--- AIM ---
Where a line of the listing below includes the word "mean", reproduce that line.
Begin ROWS
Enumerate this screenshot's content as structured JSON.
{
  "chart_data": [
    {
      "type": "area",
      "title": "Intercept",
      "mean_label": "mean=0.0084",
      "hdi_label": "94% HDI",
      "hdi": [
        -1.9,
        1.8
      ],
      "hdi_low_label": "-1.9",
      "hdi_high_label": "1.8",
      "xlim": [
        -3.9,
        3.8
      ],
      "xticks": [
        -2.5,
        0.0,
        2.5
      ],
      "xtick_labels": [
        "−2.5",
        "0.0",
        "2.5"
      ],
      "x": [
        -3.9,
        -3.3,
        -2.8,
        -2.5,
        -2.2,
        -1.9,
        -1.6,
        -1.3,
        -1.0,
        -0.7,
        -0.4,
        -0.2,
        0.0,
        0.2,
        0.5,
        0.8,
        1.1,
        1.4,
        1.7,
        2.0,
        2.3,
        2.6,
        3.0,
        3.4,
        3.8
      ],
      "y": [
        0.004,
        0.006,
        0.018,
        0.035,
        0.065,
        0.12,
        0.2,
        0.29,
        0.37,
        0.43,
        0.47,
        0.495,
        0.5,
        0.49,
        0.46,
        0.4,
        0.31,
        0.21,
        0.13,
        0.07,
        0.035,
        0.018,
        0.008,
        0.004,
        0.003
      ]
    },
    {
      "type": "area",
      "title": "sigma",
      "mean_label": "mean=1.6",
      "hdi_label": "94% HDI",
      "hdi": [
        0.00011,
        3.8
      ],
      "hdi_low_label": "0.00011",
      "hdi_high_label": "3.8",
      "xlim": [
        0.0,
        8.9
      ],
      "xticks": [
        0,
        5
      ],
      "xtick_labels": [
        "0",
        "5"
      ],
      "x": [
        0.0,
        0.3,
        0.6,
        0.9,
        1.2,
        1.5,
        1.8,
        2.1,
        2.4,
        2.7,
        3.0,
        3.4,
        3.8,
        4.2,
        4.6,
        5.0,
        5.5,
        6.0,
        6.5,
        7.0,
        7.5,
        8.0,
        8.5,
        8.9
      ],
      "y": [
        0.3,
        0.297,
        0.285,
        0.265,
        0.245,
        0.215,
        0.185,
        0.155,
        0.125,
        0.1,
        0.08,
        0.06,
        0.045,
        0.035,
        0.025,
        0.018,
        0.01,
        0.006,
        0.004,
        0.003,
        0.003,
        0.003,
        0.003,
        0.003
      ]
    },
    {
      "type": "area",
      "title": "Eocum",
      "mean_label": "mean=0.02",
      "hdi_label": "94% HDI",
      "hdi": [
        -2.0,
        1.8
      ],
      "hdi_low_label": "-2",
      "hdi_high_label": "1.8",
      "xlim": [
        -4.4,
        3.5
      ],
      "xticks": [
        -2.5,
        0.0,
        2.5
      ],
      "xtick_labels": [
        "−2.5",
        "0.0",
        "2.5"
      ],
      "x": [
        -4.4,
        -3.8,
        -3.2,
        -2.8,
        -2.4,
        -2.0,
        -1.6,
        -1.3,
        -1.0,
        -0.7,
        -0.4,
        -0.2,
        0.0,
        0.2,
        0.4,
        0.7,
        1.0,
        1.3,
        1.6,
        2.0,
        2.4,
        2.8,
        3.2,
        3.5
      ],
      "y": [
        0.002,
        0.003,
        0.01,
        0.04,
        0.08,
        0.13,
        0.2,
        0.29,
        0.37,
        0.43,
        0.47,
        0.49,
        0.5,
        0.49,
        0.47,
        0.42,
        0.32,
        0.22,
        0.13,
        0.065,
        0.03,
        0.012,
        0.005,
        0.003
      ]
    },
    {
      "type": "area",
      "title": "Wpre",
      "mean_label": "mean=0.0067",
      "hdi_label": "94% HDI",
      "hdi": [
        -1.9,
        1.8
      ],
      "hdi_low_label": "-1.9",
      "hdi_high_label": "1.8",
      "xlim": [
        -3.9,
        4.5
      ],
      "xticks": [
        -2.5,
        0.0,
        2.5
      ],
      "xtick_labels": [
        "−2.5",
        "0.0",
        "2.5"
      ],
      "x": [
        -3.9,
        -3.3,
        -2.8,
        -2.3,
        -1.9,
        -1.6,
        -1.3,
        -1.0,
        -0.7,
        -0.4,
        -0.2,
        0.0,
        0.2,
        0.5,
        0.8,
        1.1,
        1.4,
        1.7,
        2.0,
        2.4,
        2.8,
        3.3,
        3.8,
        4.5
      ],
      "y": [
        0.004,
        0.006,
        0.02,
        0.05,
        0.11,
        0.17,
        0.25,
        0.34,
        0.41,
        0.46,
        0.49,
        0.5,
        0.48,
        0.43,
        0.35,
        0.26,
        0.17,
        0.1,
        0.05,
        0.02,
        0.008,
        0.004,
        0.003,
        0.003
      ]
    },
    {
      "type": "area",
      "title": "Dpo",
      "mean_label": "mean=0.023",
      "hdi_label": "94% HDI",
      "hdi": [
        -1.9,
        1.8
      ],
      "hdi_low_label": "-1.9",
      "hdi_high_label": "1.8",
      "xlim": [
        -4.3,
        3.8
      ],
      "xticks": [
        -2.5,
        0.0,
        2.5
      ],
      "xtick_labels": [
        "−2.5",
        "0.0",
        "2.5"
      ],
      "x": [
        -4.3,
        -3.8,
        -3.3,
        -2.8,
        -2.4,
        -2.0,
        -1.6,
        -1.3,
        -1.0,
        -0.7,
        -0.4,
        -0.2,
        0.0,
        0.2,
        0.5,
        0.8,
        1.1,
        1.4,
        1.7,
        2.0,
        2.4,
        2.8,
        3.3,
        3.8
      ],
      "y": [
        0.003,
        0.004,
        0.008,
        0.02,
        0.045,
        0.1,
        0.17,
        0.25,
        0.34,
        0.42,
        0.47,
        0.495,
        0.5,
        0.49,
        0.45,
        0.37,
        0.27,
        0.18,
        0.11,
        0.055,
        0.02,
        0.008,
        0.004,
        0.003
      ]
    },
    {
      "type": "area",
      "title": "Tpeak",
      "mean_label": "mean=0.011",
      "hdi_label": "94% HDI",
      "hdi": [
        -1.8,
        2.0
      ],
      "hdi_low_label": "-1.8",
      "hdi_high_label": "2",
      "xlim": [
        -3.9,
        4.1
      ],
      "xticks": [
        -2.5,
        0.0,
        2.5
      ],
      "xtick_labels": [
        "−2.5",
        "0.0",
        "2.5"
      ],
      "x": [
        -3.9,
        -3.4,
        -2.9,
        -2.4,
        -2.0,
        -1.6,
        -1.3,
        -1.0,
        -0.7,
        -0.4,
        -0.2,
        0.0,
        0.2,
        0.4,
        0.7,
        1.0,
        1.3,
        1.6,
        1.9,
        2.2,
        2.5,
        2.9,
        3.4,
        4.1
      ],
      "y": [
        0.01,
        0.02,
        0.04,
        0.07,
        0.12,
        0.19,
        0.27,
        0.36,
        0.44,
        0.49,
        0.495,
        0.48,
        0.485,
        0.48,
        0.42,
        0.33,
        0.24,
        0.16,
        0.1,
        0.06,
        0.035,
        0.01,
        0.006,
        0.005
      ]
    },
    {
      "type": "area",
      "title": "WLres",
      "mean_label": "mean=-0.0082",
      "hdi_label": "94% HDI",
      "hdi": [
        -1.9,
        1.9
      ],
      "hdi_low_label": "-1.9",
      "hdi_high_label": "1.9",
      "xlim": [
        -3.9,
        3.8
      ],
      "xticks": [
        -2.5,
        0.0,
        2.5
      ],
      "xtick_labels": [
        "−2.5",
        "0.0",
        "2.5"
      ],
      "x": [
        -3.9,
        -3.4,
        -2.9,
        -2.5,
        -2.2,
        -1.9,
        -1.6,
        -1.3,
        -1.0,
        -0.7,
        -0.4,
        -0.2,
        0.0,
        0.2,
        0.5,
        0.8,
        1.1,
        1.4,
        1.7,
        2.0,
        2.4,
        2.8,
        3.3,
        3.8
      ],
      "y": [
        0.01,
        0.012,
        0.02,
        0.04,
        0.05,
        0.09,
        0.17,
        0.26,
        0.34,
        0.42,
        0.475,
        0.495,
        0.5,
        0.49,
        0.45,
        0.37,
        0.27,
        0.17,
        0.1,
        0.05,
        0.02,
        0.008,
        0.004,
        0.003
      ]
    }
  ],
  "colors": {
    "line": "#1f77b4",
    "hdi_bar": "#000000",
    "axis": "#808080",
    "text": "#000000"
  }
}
End ROWS
--- FINISHED ANSWER ---
      "mean_label": "mean=0.0084",
      "mean_label": "mean=1.6",
      "mean_label": "mean=0.02",
      "mean_label": "mean=0.0067",
      "mean_label": "mean=0.023",
      "mean_label": "mean=0.011",
      "mean_label": "mean=-0.0082",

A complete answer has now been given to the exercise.